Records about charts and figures
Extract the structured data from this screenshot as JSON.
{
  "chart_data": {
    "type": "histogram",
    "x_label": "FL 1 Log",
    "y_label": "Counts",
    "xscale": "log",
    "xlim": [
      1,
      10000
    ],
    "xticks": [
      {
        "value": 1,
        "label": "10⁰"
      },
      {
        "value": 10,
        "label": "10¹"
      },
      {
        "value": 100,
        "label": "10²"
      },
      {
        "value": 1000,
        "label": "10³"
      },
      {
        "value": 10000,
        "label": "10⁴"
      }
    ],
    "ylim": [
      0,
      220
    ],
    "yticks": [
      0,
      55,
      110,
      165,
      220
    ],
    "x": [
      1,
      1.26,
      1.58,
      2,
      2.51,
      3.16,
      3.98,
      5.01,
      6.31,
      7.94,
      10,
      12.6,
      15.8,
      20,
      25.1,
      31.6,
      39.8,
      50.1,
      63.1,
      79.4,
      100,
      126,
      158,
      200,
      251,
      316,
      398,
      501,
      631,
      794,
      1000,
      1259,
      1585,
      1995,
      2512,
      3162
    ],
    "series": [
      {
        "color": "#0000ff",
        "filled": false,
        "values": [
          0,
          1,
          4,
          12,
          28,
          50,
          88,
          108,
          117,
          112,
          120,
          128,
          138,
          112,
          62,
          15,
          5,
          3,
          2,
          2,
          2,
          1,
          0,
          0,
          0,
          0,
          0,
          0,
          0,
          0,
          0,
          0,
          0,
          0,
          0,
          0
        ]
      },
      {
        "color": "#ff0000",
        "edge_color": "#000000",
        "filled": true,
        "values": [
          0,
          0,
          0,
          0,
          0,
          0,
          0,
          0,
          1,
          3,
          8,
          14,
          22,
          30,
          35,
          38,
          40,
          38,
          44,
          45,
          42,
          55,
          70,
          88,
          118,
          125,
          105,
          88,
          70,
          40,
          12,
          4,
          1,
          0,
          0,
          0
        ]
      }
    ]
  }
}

# WRITTEN INSTRUCTION
All of the entries above must be quoted exactly.

# EXPECTED ANSWER
Extract the structured data from this screenshot as JSON.
{
  "chart_data": {
    "type": "histogram",
    "x_label": "FL 1 Log",
    "y_label": "Counts",
    "xscale": "log",
    "xlim": [
      1,
      10000
    ],
    "xticks": [
      {
        "value": 1,
        "label": "10⁰"
      },
      {
        "value": 10,
        "label": "10¹"
      },
      {
        "value": 100,
        "label": "10²"
      },
      {
        "value": 1000,
        "label": "10³"
      },
      {
        "value": 10000,
        "label": "10⁴"
      }
    ],
    "ylim": [
      0,
      220
    ],
    "yticks": [
      0,
      55,
      110,
      165,
      220
    ],
    "x": [
      1,
      1.26,
      1.58,
      2,
      2.51,
      3.16,
      3.98,
      5.01,
      6.31,
      7.94,
      10,
      12.6,
      15.8,
      20,
      25.1,
      31.6,
      39.8,
      50.1,
      63.1,
      79.4,
      100,
      126,
      158,
      200,
      251,
      316,
      398,
      501,
      631,
      794,
      1000,
      1259,
      1585,
      1995,
      2512,
      3162
    ],
    "series": [
      {
        "color": "#0000ff",
        "filled": false,
        "values": [
          0,
          1,
          4,
          12,
          28,
          50,
          88,
          108,
          117,
          112,
          120,
          128,
          138,
          112,
          62,
          15,
          5,
          3,
          2,
          2,
          2,
          1,
          0,
          0,
          0,
          0,
          0,
          0,
          0,
          0,
          0,
          0,
          0,
          0,
          0,
          0
        ]
      },
      {
        "color": "#ff0000",
        "edge_color": "#000000",
        "filled": true,
        "values": [
          0,
          0,
          0,
          0,
          0,
          0,
          0,
          0,
          1,
          3,
          8,
          14,
          22,
          30,
          35,
          38,
          40,
          38,
          44,
          45,
          42,
          55,
          70,
          88,
          118,
          125,
          105,
          88,
          70,
          40,
          12,
          4,
          1,
          0,
          0,
          0
        ]
      }
    ]
  }
}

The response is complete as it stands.